* BEGIN ENTRIES SUPPLIED *
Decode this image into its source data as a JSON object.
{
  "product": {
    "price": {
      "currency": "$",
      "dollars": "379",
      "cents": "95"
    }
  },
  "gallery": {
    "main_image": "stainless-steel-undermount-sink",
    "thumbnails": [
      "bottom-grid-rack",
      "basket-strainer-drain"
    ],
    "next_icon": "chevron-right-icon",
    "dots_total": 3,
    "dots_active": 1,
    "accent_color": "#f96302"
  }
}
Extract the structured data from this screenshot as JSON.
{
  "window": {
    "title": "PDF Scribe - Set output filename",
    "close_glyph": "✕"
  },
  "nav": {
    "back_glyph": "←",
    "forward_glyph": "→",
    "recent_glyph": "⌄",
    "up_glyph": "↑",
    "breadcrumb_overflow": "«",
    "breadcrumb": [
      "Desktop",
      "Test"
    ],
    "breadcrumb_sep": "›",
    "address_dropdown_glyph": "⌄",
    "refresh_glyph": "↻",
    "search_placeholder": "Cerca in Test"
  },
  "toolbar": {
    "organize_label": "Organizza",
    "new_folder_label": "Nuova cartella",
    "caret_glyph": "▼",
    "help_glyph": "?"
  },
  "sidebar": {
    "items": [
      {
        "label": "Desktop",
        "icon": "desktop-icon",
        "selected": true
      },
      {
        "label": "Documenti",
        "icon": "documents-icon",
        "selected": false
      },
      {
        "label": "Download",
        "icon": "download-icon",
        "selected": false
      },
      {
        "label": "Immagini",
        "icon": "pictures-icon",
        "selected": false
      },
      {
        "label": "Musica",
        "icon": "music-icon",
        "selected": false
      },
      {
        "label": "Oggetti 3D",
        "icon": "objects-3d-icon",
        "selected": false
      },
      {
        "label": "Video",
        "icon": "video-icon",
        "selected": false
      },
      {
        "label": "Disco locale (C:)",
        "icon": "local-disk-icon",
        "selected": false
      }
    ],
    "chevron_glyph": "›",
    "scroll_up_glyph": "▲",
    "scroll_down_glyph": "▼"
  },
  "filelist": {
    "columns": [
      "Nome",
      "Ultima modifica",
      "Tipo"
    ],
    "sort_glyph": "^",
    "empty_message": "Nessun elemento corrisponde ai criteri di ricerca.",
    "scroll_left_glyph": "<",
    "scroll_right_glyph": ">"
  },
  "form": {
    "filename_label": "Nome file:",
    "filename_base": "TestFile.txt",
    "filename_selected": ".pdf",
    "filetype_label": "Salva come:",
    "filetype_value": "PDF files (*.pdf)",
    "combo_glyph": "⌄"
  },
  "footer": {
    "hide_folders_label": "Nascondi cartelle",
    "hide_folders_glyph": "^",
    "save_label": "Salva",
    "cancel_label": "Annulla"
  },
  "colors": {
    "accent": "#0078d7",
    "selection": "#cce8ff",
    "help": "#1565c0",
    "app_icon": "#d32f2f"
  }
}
* END ENTRIES SUPPLIED *
*WORK INSTRUCTIONS:* Return all of the entries exactly as they were supplied.

*FINAL RESULT:*
Decode this image into its source data as a JSON object.
{
  "product": {
    "price": {
      "currency": "$",
      "dollars": "379",
      "cents": "95"
    }
  },
  "gallery": {
    "main_image": "stainless-steel-undermount-sink",
    "thumbnails": [
      "bottom-grid-rack",
      "basket-strainer-drain"
    ],
    "next_icon": "chevron-right-icon",
    "dots_total": 3,
    "dots_active": 1,
    "accent_color": "#f96302"
  }
}
Extract the structured data from this screenshot as JSON.
{
  "window": {
    "title": "PDF Scribe - Set output filename",
    "close_glyph": "✕"
  },
  "nav": {
    "back_glyph": "←",
    "forward_glyph": "→",
    "recent_glyph": "⌄",
    "up_glyph": "↑",
    "breadcrumb_overflow": "«",
    "breadcrumb": [
      "Desktop",
      "Test"
    ],
    "breadcrumb_sep": "›",
    "address_dropdown_glyph": "⌄",
    "refresh_glyph": "↻",
    "search_placeholder": "Cerca in Test"
  },
  "toolbar": {
    "organize_label": "Organizza",
    "new_folder_label": "Nuova cartella",
    "caret_glyph": "▼",
    "help_glyph": "?"
  },
  "sidebar": {
    "items": [
      {
        "label": "Desktop",
        "icon": "desktop-icon",
        "selected": true
      },
      {
        "label": "Documenti",
        "icon": "documents-icon",
        "selected": false
      },
      {
        "label": "Download",
        "icon": "download-icon",
        "selected": false
      },
      {
        "label": "Immagini",
        "icon": "pictures-icon",
        "selected": false
      },
      {
        "label": "Musica",
        "icon": "music-icon",
        "selected": false
      },
      {
        "label": "Oggetti 3D",
        "icon": "objects-3d-icon",
        "selected": false
      },
      {
        "label": "Video",
        "icon": "video-icon",
        "selected": false
      },
      {
        "label": "Disco locale (C:)",
        "icon": "local-disk-icon",
        "selected": false
      }
    ],
    "chevron_glyph": "›",
    "scroll_up_glyph": "▲",
    "scroll_down_glyph": "▼"
  },
  "filelist": {
    "columns": [
      "Nome",
      "Ultima modifica",
      "Tipo"
    ],
    "sort_glyph": "^",
    "empty_message": "Nessun elemento corrisponde ai criteri di ricerca.",
    "scroll_left_glyph": "<",
    "scroll_right_glyph": ">"
  },
  "form": {
    "filename_label": "Nome file:",
    "filename_base": "TestFile.txt",
    "filename_selected": ".pdf",
    "filetype_label": "Salva come:",
    "filetype_value": "PDF files (*.pdf)",
    "combo_glyph": "⌄"
  },
  "footer": {
    "hide_folders_label": "Nascondi cartelle",
    "hide_folders_glyph": "^",
    "save_label": "Salva",
    "cancel_label": "Annulla"
  },
  "colors": {
    "accent": "#0078d7",
    "selection": "#cce8ff",
    "help": "#1565c0",
    "app_icon": "#d32f2f"
  }
}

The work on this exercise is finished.